What is asked =>
Entries follow. Set all of them down as they stand.

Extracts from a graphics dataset

%%

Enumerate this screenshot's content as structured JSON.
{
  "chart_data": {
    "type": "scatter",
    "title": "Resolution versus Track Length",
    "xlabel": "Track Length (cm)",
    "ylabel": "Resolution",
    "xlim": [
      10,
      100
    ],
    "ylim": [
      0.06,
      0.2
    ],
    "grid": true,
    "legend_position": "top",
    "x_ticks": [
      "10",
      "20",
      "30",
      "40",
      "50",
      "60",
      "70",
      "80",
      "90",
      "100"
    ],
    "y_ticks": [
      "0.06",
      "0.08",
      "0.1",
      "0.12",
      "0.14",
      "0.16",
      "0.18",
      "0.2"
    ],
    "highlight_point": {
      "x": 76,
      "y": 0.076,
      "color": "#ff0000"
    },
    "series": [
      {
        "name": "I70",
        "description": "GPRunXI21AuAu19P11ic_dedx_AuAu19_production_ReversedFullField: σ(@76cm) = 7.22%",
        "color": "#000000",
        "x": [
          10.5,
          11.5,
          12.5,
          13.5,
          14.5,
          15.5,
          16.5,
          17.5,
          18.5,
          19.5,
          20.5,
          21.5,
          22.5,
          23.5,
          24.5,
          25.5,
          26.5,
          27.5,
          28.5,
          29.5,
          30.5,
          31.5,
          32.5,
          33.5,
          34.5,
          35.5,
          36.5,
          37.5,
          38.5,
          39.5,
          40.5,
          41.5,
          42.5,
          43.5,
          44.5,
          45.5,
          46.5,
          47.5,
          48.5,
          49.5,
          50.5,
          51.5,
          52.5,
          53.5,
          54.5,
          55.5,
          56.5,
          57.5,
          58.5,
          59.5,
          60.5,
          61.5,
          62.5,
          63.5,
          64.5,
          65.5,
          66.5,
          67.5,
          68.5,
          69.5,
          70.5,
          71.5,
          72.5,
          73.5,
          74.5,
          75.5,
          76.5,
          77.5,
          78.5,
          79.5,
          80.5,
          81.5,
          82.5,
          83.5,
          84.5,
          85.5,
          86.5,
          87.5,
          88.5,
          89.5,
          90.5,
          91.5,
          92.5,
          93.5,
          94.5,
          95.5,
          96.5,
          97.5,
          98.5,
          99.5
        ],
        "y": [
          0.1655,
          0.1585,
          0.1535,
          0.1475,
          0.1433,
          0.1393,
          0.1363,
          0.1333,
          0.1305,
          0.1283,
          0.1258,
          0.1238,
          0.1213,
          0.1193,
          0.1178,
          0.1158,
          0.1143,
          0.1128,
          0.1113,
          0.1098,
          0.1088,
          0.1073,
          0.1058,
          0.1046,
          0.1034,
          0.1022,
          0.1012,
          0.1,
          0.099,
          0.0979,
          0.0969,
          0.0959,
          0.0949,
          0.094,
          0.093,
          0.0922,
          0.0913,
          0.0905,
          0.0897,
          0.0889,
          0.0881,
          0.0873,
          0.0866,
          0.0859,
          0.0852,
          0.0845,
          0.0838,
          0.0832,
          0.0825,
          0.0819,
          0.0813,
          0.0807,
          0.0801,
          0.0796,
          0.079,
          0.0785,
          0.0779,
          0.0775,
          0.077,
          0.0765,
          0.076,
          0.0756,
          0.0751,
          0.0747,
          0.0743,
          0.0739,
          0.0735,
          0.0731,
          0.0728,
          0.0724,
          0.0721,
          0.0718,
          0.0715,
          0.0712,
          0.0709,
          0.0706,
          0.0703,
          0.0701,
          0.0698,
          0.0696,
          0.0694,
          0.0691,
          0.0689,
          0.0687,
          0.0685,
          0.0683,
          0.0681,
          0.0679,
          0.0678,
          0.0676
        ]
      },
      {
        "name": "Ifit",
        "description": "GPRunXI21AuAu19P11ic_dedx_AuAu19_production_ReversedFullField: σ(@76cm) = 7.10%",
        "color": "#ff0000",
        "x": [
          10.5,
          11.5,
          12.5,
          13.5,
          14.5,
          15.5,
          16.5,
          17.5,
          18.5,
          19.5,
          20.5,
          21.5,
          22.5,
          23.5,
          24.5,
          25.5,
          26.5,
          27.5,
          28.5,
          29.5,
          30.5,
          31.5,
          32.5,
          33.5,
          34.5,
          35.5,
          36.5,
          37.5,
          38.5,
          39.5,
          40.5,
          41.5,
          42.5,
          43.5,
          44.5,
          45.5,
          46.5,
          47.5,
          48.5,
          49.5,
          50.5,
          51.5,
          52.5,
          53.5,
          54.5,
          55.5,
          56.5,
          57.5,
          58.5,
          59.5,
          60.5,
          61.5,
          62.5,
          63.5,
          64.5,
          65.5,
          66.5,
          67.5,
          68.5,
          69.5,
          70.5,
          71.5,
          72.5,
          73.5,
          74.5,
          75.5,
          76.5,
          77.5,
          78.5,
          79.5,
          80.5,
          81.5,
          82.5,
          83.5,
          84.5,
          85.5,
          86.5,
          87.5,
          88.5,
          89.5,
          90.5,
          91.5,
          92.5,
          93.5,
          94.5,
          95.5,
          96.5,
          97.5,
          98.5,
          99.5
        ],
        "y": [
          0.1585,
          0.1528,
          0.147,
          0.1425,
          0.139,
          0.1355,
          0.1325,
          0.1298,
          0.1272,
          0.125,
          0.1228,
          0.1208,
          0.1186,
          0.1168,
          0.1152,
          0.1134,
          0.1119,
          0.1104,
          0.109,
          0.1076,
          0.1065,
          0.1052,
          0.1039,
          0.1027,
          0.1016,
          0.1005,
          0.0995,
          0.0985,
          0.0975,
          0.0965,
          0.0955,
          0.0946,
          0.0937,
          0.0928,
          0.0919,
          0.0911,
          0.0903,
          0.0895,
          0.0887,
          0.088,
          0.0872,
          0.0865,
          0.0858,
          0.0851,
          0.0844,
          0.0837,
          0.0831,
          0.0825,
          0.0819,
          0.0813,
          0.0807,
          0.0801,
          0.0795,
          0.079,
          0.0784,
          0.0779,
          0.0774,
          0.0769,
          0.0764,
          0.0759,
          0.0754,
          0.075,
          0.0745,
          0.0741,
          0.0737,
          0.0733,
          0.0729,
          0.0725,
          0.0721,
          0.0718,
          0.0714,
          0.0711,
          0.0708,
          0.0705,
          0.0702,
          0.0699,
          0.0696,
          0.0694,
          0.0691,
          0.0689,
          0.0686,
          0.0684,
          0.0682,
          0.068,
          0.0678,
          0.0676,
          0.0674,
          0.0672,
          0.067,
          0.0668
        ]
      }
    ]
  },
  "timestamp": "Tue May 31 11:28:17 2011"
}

%%

Worked solution =>
Enumerate this screenshot's content as structured JSON.
{
  "chart_data": {
    "type": "scatter",
    "title": "Resolution versus Track Length",
    "xlabel": "Track Length (cm)",
    "ylabel": "Resolution",
    "xlim": [
      10,
      100
    ],
    "ylim": [
      0.06,
      0.2
    ],
    "grid": true,
    "legend_position": "top",
    "x_ticks": [
      "10",
      "20",
      "30",
      "40",
      "50",
      "60",
      "70",
      "80",
      "90",
      "100"
    ],
    "y_ticks": [
      "0.06",
      "0.08",
      "0.1",
      "0.12",
      "0.14",
      "0.16",
      "0.18",
      "0.2"
    ],
    "highlight_point": {
      "x": 76,
      "y": 0.076,
      "color": "#ff0000"
    },
    "series": [
      {
        "name": "I70",
        "description": "GPRunXI21AuAu19P11ic_dedx_AuAu19_production_ReversedFullField: σ(@76cm) = 7.22%",
        "color": "#000000",
        "x": [
          10.5,
          11.5,
          12.5,
          13.5,
          14.5,
          15.5,
          16.5,
          17.5,
          18.5,
          19.5,
          20.5,
          21.5,
          22.5,
          23.5,
          24.5,
          25.5,
          26.5,
          27.5,
          28.5,
          29.5,
          30.5,
          31.5,
          32.5,
          33.5,
          34.5,
          35.5,
          36.5,
          37.5,
          38.5,
          39.5,
          40.5,
          41.5,
          42.5,
          43.5,
          44.5,
          45.5,
          46.5,
          47.5,
          48.5,
          49.5,
          50.5,
          51.5,
          52.5,
          53.5,
          54.5,
          55.5,
          56.5,
          57.5,
          58.5,
          59.5,
          60.5,
          61.5,
          62.5,
          63.5,
          64.5,
          65.5,
          66.5,
          67.5,
          68.5,
          69.5,
          70.5,
          71.5,
          72.5,
          73.5,
          74.5,
          75.5,
          76.5,
          77.5,
          78.5,
          79.5,
          80.5,
          81.5,
          82.5,
          83.5,
          84.5,
          85.5,
          86.5,
          87.5,
          88.5,
          89.5,
          90.5,
          91.5,
          92.5,
          93.5,
          94.5,
          95.5,
          96.5,
          97.5,
          98.5,
          99.5
        ],
        "y": [
          0.1655,
          0.1585,
          0.1535,
          0.1475,
          0.1433,
          0.1393,
          0.1363,
          0.1333,
          0.1305,
          0.1283,
          0.1258,
          0.1238,
          0.1213,
          0.1193,
          0.1178,
          0.1158,
          0.1143,
          0.1128,
          0.1113,
          0.1098,
          0.1088,
          0.1073,
          0.1058,
          0.1046,
          0.1034,
          0.1022,
          0.1012,
          0.1,
          0.099,
          0.0979,
          0.0969,
          0.0959,
          0.0949,
          0.094,
          0.093,
          0.0922,
          0.0913,
          0.0905,
          0.0897,
          0.0889,
          0.0881,
          0.0873,
          0.0866,
          0.0859,
          0.0852,
          0.0845,
          0.0838,
          0.0832,
          0.0825,
          0.0819,
          0.0813,
          0.0807,
          0.0801,
          0.0796,
          0.079,
          0.0785,
          0.0779,
          0.0775,
          0.077,
          0.0765,
          0.076,
          0.0756,
          0.0751,
          0.0747,
          0.0743,
          0.0739,
          0.0735,
          0.0731,
          0.0728,
          0.0724,
          0.0721,
          0.0718,
          0.0715,
          0.0712,
          0.0709,
          0.0706,
          0.0703,
          0.0701,
          0.0698,
          0.0696,
          0.0694,
          0.0691,
          0.0689,
          0.0687,
          0.0685,
          0.0683,
          0.0681,
          0.0679,
          0.0678,
          0.0676
        ]
      },
      {
        "name": "Ifit",
        "description": "GPRunXI21AuAu19P11ic_dedx_AuAu19_production_ReversedFullField: σ(@76cm) = 7.10%",
        "color": "#ff0000",
        "x": [
          10.5,
          11.5,
          12.5,
          13.5,
          14.5,
          15.5,
          16.5,
          17.5,
          18.5,
          19.5,
          20.5,
          21.5,
          22.5,
          23.5,
          24.5,
          25.5,
          26.5,
          27.5,
          28.5,
          29.5,
          30.5,
          31.5,
          32.5,
          33.5,
          34.5,
          35.5,
          36.5,
          37.5,
          38.5,
          39.5,
          40.5,
          41.5,
          42.5,
          43.5,
          44.5,
          45.5,
          46.5,
          47.5,
          48.5,
          49.5,
          50.5,
          51.5,
          52.5,
          53.5,
          54.5,
          55.5,
          56.5,
          57.5,
          58.5,
          59.5,
          60.5,
          61.5,
          62.5,
          63.5,
          64.5,
          65.5,
          66.5,
          67.5,
          68.5,
          69.5,
          70.5,
          71.5,
          72.5,
          73.5,
          74.5,
          75.5,
          76.5,
          77.5,
          78.5,
          79.5,
          80.5,
          81.5,
          82.5,
          83.5,
          84.5,
          85.5,
          86.5,
          87.5,
          88.5,
          89.5,
          90.5,
          91.5,
          92.5,
          93.5,
          94.5,
          95.5,
          96.5,
          97.5,
          98.5,
          99.5
        ],
        "y": [
          0.1585,
          0.1528,
          0.147,
          0.1425,
          0.139,
          0.1355,
          0.1325,
          0.1298,
          0.1272,
          0.125,
          0.1228,
          0.1208,
          0.1186,
          0.1168,
          0.1152,
          0.1134,
          0.1119,
          0.1104,
          0.109,
          0.1076,
          0.1065,
          0.1052,
          0.1039,
          0.1027,
          0.1016,
          0.1005,
          0.0995,
          0.0985,
          0.0975,
          0.0965,
          0.0955,
          0.0946,
          0.0937,
          0.0928,
          0.0919,
          0.0911,
          0.0903,
          0.0895,
          0.0887,
          0.088,
          0.0872,
          0.0865,
          0.0858,
          0.0851,
          0.0844,
          0.0837,
          0.0831,
          0.0825,
          0.0819,
          0.0813,
          0.0807,
          0.0801,
          0.0795,
          0.079,
          0.0784,
          0.0779,
          0.0774,
          0.0769,
          0.0764,
          0.0759,
          0.0754,
          0.075,
          0.0745,
          0.0741,
          0.0737,
          0.0733,
          0.0729,
          0.0725,
          0.0721,
          0.0718,
          0.0714,
          0.0711,
          0.0708,
          0.0705,
          0.0702,
          0.0699,
          0.0696,
          0.0694,
          0.0691,
          0.0689,
          0.0686,
          0.0684,
          0.0682,
          0.068,
          0.0678,
          0.0676,
          0.0674,
          0.0672,
          0.067,
          0.0668
        ]
      }
    ]
  },
  "timestamp": "Tue May 31 11:28:17 2011"
}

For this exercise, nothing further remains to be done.